• _JOB_
Among the entries below, find how many lines carry the word "SIZE" and state only that figure.

• _RECORD SET_

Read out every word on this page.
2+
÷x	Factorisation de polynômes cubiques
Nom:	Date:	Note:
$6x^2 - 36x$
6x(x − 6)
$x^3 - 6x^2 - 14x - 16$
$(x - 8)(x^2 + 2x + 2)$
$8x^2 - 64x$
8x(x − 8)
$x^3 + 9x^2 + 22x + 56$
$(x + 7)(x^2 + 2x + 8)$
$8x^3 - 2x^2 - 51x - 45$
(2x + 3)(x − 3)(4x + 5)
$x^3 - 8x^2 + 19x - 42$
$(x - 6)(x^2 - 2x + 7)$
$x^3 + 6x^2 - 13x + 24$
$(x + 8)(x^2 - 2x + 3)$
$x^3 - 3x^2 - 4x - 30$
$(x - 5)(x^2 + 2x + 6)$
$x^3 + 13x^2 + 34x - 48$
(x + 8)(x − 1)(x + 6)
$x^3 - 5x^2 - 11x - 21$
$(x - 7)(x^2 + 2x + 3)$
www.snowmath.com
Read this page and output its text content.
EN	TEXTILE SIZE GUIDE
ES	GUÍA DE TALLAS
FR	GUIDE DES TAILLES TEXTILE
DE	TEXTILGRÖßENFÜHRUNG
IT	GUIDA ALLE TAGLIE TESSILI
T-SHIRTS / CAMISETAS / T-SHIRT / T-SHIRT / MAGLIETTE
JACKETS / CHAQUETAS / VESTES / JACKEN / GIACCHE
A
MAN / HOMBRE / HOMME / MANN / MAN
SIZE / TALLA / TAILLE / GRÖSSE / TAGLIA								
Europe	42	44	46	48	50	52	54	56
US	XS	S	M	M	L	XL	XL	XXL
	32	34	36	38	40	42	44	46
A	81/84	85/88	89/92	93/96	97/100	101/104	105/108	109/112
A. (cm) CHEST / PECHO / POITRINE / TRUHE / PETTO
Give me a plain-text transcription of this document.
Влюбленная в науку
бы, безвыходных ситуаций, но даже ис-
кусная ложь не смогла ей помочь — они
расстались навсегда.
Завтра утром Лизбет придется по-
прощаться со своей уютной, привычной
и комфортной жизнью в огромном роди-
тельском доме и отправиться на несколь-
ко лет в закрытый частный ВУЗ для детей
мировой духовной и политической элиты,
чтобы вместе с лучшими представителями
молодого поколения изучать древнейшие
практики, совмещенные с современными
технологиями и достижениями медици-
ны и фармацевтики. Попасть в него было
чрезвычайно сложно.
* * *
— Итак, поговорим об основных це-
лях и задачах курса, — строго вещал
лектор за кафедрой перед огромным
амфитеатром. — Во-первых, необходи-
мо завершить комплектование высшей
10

• _TASK RESPONSE_
2